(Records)
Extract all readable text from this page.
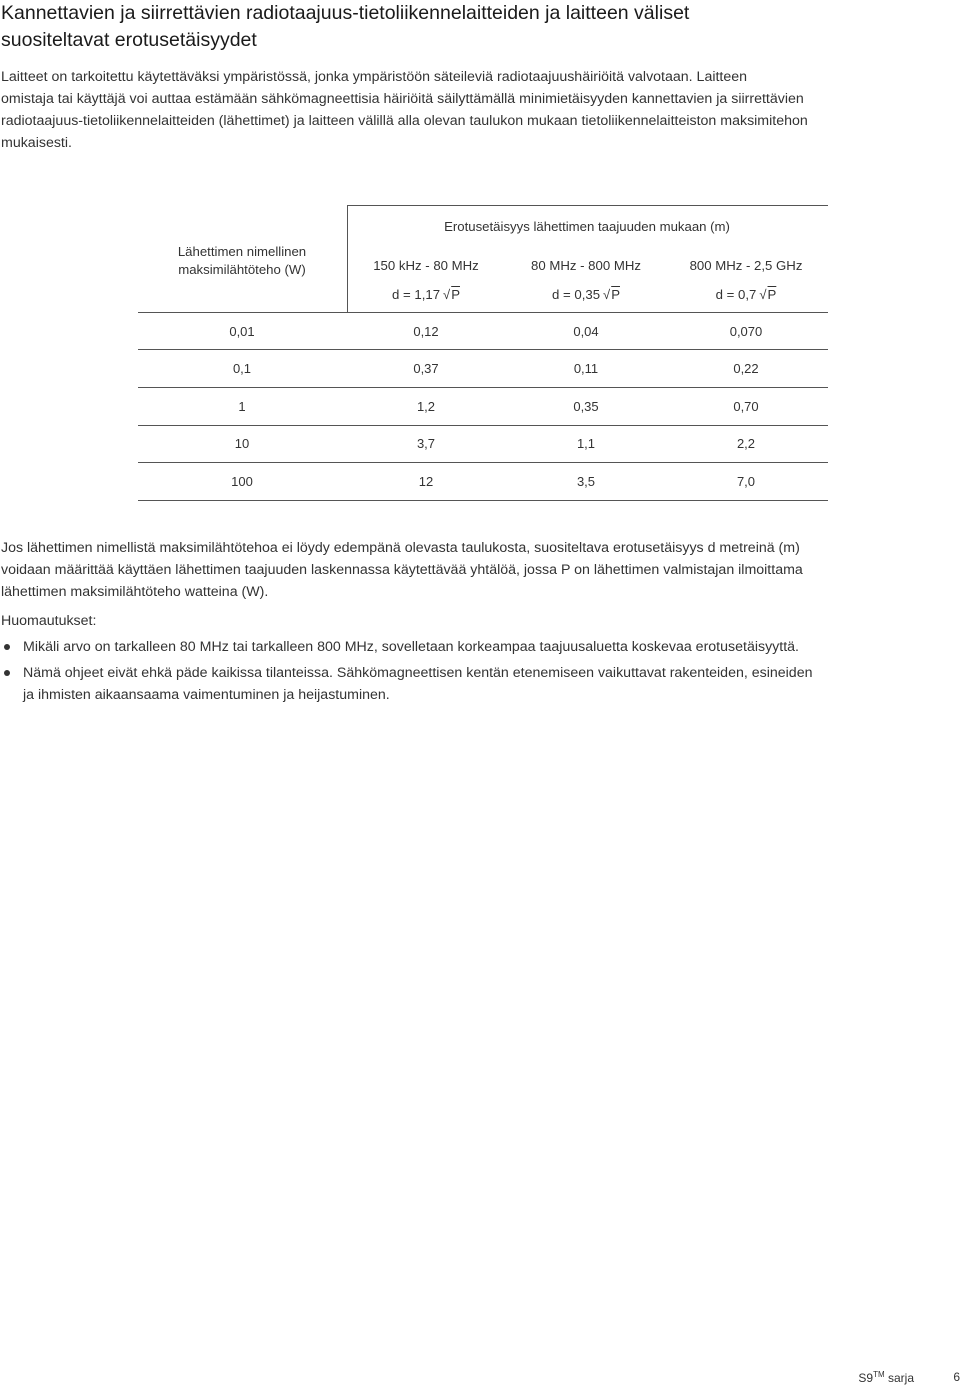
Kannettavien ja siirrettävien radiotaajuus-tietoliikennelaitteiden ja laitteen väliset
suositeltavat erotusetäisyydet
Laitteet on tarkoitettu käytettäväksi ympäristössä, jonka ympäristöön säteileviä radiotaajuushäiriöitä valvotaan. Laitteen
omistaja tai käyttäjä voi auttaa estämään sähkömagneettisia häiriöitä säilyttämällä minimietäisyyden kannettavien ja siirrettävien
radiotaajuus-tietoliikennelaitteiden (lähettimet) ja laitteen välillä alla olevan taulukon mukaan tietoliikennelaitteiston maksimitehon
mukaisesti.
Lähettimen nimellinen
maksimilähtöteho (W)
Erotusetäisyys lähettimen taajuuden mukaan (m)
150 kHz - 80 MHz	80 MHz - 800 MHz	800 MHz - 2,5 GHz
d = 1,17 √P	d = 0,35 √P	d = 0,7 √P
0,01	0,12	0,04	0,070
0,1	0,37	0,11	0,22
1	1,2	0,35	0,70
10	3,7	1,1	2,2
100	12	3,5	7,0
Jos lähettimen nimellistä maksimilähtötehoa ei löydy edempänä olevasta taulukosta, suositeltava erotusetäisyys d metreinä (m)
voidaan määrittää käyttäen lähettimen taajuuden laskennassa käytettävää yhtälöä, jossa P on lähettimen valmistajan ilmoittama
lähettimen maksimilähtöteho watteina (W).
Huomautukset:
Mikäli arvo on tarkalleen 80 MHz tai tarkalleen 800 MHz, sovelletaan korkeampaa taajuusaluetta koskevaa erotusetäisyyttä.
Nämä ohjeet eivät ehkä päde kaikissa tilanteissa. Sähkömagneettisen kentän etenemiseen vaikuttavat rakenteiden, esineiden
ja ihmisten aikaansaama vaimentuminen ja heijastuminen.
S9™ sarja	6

The exercise: Return each line in the records that holds the string "taajuuden".

Expected answer:
Erotusetäisyys lähettimen taajuuden mukaan (m)
voidaan määrittää käyttäen lähettimen taajuuden laskennassa käytettävää yhtälöä, jossa P on lähettimen valmistajan ilmoittama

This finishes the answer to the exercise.